• _Text_
# can goats free range like chickens?



## abhaya (Nov 10, 2010)

I live in the last house on the road nooooo trafic except for the mail man and he watches for my cats and chickens. I have chickens that free range and I am thinking goats would be cool. Never had them know nothing about them. what kind of shelter do they need? Food And Water not a problem all my animals drink from a spring fed stream that I test the water is great quality. And I can rig up a feeder can they free range like chickens I have a ton of brush on the edges of my yard that I cut and cut and cut and it just grow back from what I know goats will take care of the brush. What kind of milking schedule do they need. I grew up on a dairy farm so I am no stranger to milking.

I am asking because it seems as if people around here just let them raom around. People down the road have 3 thst seem to hsve free run,


----------



## warthog (Nov 10, 2010)

I think you need to do a lot of research on this site and others before even considering goats.

Goats are wonderful animals, but if you just get goats without knowing anything at all about them, you are in for a lot of heartache for them and you.

Please do a lot of research first.

Good Luck


----------



## chandasue (Nov 10, 2010)

I'd say no, they cannot "free range". They need good fencing and shelter to protect them from predators. I've heard a couple of stories of goats getting out and being found miles away, if they're ever found at all. And I second the research aspect. Storey's Guide to Dairy Goats is a good place to start. Goats are wonderful creatures but know what you're getting into and have their housing and such in line before you bring them home.


----------



## Chirpy (Nov 10, 2010)

Welcome to BYH!  You're in the right place and asking the right questions... there's tons to know about animals before actually bringing them home and it's great that you are learning first.  It really does save you and the animal from a lot of potential heartache.

I kind of free range my goats during the day... when I'm home and can keep an eye on them.  I check on them every little bit.  I do, however, have perimeter fencing (we have 40 acres) so they aren't actually "free".  They have access to the entire acreage.  My goats have never gotten far from the house/barn area... they've never even gone over the hill in the back pasture and out of sight.   Goats can very easily be chased, injured and killed by dogs, coyotes, etc.  They need to be protected by us.  Goats should be locked in a secure area every night to keep them safe and always in goat proof fencing if someone can't be watching them.

Goats get into everything... they can get themselves in trouble real quickly and need human intervention to prevent injury or death (strangulation, catch a leg and break it, eat something they shouldn't eat, etc.).  There's even more danger if they have horns.

Goat fencing needs to be REALLY strong and secure.  The old saying:  "If a fence can't hold water, it can't hold a goat." has a lot of merit.  The more play toys a goat has to play on/with the less likely they are to try and escape their fenced area.  

Goats HAVE to have another goat for a friend.  They are very social animals and can actually have health problems if alone plus they try to find things to do and are more likely to end up in trouble out of boredom.

They don't need a large shelter but it has to be draft free and completely dry.

• _Direction 1_
From the forum thread about goats, quote the passage that opens with the words "I am asking" and closes with "them and you.".

(Layout region records)
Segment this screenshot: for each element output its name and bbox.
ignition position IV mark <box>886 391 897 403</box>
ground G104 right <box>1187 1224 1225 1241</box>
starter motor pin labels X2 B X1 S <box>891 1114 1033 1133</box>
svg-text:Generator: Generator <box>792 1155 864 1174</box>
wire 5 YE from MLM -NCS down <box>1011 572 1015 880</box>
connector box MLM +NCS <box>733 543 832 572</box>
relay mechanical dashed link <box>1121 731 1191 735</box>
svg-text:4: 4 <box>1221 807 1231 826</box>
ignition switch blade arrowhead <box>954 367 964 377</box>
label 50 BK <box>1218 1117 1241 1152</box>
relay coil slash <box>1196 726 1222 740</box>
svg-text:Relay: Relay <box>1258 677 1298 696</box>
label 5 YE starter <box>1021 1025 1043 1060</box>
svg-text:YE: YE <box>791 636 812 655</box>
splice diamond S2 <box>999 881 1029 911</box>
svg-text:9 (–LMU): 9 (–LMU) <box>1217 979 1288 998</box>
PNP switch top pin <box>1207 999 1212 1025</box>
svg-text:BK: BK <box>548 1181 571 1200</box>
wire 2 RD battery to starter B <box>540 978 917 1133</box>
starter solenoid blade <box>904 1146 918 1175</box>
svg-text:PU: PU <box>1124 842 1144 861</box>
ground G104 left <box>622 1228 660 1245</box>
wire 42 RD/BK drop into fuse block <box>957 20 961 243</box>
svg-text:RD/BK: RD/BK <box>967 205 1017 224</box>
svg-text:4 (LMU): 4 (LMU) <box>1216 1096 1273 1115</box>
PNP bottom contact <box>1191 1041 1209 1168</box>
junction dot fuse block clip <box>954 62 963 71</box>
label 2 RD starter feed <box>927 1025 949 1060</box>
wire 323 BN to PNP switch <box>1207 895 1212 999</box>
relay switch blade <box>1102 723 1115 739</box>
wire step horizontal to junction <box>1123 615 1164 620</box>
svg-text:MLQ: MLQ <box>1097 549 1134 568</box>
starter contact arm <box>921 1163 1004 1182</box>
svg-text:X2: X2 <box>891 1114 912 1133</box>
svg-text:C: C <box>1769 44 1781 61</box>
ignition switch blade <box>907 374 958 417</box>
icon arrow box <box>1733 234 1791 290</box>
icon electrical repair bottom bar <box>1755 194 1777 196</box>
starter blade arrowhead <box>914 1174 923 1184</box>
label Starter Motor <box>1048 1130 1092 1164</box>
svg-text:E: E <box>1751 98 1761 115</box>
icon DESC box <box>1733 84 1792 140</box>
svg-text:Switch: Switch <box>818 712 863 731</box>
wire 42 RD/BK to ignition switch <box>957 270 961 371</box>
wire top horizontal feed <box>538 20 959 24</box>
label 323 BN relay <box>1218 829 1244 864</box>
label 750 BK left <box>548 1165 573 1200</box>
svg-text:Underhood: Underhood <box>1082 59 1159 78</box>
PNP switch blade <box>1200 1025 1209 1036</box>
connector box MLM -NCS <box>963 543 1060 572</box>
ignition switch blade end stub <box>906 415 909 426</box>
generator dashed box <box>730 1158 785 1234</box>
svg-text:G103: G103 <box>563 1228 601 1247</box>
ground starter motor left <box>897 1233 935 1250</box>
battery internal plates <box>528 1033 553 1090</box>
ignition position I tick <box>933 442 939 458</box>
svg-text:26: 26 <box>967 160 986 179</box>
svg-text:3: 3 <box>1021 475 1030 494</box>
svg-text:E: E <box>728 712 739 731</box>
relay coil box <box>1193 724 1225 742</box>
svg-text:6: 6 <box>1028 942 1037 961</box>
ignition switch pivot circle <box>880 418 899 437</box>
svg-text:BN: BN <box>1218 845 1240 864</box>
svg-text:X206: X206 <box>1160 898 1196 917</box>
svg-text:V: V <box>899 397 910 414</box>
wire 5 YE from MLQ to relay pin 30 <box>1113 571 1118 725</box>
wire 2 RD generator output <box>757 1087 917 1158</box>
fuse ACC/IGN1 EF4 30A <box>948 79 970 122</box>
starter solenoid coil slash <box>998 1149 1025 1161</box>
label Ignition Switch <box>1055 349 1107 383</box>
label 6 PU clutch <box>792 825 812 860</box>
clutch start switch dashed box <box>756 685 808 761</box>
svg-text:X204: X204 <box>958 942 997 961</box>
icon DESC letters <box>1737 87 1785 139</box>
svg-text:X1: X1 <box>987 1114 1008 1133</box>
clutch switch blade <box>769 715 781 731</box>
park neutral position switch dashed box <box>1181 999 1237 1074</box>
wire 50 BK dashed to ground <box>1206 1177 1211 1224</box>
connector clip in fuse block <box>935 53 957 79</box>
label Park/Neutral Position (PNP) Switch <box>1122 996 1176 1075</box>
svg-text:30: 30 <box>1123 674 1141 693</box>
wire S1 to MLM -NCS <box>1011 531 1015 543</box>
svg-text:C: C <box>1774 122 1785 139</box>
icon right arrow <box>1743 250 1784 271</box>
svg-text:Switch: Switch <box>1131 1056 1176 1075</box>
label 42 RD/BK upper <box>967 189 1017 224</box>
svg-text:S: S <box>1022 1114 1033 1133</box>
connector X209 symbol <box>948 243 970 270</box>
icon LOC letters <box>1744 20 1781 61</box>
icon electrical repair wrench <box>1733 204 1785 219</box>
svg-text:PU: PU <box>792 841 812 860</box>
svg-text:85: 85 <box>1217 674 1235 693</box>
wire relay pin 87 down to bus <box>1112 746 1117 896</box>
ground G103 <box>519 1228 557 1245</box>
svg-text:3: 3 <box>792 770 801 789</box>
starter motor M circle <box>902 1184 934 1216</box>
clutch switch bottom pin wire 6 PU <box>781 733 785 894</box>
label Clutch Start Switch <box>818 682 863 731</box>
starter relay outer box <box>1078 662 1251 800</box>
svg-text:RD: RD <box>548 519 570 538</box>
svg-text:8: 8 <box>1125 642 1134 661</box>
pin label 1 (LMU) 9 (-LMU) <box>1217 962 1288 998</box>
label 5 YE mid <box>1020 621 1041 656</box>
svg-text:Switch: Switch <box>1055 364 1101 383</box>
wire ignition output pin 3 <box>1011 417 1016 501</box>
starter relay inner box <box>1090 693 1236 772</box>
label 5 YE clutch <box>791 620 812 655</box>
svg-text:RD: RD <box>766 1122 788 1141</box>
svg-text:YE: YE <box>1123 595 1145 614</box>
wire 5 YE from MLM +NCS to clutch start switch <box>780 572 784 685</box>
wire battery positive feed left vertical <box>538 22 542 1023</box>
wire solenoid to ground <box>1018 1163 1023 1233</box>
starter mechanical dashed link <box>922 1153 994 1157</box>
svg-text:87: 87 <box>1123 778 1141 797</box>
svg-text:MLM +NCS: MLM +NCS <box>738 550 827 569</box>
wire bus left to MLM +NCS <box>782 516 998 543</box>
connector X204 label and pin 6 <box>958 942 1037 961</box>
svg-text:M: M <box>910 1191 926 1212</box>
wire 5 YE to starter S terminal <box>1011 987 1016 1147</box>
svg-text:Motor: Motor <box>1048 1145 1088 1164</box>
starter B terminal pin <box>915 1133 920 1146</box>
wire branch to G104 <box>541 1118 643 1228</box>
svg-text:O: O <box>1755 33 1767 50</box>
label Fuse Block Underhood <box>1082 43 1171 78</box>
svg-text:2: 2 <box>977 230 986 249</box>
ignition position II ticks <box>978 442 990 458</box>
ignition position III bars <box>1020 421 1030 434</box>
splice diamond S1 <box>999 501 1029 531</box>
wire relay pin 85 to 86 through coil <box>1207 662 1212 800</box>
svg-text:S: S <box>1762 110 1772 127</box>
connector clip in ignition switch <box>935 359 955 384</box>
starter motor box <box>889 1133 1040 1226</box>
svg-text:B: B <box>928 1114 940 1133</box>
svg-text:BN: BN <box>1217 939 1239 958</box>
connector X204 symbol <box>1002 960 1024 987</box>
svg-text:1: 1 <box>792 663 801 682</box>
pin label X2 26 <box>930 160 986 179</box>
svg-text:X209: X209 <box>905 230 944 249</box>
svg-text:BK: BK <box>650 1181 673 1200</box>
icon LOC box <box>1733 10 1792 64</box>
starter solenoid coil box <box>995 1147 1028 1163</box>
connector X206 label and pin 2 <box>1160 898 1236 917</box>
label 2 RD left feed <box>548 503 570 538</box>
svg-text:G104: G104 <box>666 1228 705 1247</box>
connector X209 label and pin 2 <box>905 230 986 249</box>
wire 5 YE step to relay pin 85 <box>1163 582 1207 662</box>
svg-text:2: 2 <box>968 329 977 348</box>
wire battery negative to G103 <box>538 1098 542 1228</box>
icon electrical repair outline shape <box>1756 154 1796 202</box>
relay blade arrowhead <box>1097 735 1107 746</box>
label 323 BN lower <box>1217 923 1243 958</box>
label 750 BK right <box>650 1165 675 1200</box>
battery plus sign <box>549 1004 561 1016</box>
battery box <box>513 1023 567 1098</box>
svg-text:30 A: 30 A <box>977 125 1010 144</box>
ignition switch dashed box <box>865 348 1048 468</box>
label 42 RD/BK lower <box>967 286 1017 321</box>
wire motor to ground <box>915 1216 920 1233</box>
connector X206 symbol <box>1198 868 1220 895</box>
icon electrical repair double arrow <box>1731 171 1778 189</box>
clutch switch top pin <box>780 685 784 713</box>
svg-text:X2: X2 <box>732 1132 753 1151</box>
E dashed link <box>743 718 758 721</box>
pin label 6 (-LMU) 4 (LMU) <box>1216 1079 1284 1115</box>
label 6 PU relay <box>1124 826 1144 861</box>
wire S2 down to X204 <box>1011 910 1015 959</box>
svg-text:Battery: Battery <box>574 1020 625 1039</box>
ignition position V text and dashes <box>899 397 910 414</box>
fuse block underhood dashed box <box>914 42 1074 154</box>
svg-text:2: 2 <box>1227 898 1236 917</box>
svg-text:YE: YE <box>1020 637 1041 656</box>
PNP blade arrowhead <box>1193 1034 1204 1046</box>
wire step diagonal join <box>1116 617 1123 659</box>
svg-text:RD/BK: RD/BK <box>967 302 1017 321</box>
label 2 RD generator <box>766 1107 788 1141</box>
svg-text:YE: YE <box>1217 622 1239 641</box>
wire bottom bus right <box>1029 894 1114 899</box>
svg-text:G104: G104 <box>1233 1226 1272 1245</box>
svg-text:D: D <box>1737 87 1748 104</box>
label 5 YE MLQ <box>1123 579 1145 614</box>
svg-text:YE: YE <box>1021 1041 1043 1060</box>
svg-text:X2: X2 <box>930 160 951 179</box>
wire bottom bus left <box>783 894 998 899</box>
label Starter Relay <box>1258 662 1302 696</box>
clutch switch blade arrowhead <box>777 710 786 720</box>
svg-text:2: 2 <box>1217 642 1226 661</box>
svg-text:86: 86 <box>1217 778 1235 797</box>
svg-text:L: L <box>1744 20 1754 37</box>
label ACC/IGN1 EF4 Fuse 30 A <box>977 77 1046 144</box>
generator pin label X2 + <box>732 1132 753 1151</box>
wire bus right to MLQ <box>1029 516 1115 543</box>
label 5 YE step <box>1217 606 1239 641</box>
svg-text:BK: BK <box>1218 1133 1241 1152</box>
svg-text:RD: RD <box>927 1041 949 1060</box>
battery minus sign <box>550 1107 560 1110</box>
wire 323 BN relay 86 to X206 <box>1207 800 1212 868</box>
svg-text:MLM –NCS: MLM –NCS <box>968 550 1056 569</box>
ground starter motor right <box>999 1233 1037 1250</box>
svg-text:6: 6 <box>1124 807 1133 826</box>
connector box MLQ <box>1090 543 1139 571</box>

• _Direction 2_
Put the entries into a numbered list, from their first line through the line containing "ground G104 left <box>622 1228 660 1245</box>", leaving out any blank lines.

• _Answer 1_
I am asking because it seems as if people around here just let them raom around. People down the road have 3 thst seem to hsve free run,


----------



## warthog (Nov 10, 2010)

I think you need to do a lot of research on this site and others before even considering goats.

Goats are wonderful animals, but if you just get goats without knowing anything at all about them, you are in for a lot of heartache for them and you.

• _Answer 2_
1. Segment this screenshot: for each element output its name and bbox.
2. ignition position IV mark <box>886 391 897 403</box>
3. ground G104 right <box>1187 1224 1225 1241</box>
4. starter motor pin labels X2 B X1 S <box>891 1114 1033 1133</box>
5. svg-text:Generator: Generator <box>792 1155 864 1174</box>
6. wire 5 YE from MLM -NCS down <box>1011 572 1015 880</box>
7. connector box MLM +NCS <box>733 543 832 572</box>
8. relay mechanical dashed link <box>1121 731 1191 735</box>
9. svg-text:4: 4 <box>1221 807 1231 826</box>
10. ignition switch blade arrowhead <box>954 367 964 377</box>
11. label 50 BK <box>1218 1117 1241 1152</box>
12. relay coil slash <box>1196 726 1222 740</box>
13. svg-text:Relay: Relay <box>1258 677 1298 696</box>
14. label 5 YE starter <box>1021 1025 1043 1060</box>
15. svg-text:YE: YE <box>791 636 812 655</box>
16. splice diamond S2 <box>999 881 1029 911</box>
17. svg-text:9 (–LMU): 9 (–LMU) <box>1217 979 1288 998</box>
18. PNP switch top pin <box>1207 999 1212 1025</box>
19. svg-text:BK: BK <box>548 1181 571 1200</box>
20. wire 2 RD battery to starter B <box>540 978 917 1133</box>
21. starter solenoid blade <box>904 1146 918 1175</box>
22. svg-text:PU: PU <box>1124 842 1144 861</box>
23. ground G104 left <box>622 1228 660 1245</box>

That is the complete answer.